* [Exercise directions]
State the number of lines that hold the string "Management", with nothing added.

==== Data shown ====

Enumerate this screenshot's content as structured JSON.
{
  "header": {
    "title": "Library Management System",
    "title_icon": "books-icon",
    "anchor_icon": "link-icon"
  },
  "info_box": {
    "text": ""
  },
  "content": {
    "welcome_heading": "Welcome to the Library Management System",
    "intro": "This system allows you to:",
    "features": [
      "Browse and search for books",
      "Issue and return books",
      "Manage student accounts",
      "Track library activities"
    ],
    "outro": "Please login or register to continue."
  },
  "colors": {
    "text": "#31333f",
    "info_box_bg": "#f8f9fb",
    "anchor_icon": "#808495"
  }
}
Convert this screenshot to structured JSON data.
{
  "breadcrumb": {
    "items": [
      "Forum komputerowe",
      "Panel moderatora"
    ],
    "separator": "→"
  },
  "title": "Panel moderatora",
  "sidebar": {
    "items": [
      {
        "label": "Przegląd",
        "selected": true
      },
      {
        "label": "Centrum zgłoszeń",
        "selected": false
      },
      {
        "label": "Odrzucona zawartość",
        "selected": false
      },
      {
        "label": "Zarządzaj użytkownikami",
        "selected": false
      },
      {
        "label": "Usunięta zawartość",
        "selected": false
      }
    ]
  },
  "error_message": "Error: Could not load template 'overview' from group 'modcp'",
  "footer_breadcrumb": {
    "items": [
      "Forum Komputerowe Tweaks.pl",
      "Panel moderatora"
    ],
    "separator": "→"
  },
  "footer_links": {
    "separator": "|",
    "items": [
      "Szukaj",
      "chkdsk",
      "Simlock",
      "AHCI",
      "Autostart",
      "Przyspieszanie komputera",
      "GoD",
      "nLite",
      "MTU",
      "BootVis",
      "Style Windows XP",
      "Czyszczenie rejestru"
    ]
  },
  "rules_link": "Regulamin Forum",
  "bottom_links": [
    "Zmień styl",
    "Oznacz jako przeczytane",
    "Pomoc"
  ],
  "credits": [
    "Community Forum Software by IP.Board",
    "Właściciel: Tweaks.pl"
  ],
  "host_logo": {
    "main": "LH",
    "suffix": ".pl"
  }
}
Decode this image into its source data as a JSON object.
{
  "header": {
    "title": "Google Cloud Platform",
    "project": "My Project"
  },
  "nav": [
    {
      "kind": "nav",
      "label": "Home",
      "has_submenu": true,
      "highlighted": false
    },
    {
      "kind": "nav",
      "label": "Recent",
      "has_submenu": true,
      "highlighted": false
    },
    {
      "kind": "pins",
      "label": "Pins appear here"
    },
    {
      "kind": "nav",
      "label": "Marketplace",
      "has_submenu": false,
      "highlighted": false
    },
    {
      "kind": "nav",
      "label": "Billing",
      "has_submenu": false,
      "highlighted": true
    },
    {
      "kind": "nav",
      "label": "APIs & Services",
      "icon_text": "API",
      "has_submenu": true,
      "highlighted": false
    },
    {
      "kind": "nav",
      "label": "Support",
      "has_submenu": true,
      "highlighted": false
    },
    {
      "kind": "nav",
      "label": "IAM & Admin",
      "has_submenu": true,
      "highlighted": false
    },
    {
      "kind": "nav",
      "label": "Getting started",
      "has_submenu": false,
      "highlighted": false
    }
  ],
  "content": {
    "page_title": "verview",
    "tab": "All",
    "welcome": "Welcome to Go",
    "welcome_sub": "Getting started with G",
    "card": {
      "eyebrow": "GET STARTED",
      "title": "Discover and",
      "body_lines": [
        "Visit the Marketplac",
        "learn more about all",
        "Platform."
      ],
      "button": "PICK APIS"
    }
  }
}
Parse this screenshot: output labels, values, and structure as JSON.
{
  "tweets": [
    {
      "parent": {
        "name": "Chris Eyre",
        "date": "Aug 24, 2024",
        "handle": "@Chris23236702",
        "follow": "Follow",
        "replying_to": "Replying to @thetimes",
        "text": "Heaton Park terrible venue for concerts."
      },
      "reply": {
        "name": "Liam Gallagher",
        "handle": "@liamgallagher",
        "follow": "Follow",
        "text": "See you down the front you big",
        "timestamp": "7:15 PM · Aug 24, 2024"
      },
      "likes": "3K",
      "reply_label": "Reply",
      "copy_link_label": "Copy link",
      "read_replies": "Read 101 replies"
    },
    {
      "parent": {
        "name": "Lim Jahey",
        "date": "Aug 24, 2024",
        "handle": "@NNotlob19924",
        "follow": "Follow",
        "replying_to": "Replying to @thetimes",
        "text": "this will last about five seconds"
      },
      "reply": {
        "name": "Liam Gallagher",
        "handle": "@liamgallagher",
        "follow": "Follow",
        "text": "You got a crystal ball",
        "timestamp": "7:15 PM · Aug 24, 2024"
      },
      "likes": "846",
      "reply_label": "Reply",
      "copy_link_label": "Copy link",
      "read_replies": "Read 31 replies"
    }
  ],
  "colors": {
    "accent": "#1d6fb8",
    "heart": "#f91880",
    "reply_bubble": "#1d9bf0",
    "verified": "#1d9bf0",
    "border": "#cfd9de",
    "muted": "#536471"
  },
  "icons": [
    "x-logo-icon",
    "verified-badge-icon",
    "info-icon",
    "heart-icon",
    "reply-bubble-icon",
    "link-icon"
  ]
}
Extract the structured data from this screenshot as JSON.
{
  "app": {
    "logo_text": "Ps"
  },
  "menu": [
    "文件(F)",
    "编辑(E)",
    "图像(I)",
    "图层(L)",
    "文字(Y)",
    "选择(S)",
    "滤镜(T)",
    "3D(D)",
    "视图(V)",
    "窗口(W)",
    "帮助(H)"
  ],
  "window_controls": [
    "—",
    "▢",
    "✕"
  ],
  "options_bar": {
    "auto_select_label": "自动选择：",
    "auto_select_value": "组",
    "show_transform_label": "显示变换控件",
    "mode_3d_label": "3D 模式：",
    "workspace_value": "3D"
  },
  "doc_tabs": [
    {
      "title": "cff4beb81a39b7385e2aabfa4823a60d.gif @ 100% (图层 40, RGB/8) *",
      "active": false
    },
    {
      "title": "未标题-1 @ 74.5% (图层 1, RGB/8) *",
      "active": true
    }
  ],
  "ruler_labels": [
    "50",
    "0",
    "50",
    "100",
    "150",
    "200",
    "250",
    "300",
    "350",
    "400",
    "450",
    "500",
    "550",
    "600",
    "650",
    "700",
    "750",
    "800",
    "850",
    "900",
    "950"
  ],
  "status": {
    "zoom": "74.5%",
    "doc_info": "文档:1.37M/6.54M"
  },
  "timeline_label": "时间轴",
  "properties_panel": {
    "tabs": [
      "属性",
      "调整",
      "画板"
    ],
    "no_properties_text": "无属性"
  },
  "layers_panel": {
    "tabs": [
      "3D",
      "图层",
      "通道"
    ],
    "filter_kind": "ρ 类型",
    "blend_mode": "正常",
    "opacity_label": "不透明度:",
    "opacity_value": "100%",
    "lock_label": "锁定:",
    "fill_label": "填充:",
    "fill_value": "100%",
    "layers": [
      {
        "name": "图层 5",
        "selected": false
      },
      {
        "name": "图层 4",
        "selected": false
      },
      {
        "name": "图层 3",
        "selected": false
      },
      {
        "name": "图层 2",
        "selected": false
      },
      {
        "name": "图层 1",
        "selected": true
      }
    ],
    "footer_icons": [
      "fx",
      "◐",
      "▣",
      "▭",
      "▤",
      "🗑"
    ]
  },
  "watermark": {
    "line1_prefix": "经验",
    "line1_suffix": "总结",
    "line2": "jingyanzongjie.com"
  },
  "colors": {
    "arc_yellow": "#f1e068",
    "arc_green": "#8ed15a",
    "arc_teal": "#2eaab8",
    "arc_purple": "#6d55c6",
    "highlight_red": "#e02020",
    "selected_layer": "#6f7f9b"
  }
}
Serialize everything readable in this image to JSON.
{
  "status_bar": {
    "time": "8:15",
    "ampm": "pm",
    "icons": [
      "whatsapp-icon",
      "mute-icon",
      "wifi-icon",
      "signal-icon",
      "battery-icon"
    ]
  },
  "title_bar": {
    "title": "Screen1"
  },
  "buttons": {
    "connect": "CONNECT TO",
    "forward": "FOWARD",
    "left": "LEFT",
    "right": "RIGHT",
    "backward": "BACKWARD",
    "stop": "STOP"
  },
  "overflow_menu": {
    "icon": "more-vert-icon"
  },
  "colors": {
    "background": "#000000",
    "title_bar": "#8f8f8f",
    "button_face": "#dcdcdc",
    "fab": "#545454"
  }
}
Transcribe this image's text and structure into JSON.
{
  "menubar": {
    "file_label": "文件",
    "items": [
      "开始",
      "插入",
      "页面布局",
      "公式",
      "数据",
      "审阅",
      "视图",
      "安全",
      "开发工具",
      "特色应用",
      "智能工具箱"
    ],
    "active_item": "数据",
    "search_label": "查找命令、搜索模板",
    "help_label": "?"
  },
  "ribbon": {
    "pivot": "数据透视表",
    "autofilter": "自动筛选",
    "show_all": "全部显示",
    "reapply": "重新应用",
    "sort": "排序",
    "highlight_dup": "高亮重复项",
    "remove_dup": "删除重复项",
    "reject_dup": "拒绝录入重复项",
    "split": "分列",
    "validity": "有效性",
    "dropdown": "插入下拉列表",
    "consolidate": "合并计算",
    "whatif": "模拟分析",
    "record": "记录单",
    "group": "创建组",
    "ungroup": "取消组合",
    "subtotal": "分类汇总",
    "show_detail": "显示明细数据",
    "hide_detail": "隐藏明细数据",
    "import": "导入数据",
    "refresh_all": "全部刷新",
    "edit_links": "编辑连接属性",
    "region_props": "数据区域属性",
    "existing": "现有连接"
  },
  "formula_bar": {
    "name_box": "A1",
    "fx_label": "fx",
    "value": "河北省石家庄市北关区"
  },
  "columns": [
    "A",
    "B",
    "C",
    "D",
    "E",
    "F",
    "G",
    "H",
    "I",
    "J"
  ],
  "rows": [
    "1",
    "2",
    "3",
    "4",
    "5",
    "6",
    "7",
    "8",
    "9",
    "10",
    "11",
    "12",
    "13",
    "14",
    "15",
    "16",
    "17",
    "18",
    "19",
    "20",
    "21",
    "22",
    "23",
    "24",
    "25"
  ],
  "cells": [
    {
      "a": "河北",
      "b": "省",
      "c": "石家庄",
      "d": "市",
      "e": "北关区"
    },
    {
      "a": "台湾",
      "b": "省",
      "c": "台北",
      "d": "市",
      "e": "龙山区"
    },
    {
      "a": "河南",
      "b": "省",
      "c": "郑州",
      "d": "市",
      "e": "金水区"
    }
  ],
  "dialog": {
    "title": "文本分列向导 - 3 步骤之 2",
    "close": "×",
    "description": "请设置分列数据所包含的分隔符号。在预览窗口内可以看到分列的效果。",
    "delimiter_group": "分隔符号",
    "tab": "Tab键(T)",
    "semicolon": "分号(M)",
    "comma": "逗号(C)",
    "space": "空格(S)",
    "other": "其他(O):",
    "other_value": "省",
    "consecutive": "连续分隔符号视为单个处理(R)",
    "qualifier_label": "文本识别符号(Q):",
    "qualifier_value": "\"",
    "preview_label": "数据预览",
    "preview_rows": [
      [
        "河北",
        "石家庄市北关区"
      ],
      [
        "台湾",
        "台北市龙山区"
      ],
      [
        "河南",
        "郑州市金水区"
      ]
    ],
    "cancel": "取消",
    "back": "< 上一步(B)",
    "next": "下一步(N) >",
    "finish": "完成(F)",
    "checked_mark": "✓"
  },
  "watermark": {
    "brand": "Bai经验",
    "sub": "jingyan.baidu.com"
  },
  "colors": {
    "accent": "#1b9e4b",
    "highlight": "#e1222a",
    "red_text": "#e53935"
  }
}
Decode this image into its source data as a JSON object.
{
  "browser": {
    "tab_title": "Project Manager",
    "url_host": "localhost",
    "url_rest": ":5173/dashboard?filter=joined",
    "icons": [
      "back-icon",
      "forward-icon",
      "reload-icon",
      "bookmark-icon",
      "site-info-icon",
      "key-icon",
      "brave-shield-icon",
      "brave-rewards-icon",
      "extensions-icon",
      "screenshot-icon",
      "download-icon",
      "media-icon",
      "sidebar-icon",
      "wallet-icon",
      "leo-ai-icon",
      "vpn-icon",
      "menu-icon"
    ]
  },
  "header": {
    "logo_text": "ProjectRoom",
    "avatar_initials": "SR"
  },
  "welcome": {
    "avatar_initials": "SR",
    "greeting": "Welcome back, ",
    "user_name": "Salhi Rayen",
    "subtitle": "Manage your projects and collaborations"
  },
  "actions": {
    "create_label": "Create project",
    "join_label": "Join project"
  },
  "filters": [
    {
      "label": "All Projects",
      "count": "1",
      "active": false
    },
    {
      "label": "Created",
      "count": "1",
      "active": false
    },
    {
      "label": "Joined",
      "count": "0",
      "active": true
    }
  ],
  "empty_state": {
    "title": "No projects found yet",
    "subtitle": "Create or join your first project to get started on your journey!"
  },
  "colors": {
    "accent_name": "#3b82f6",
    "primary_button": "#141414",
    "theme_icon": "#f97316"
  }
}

====

* [Solution]
2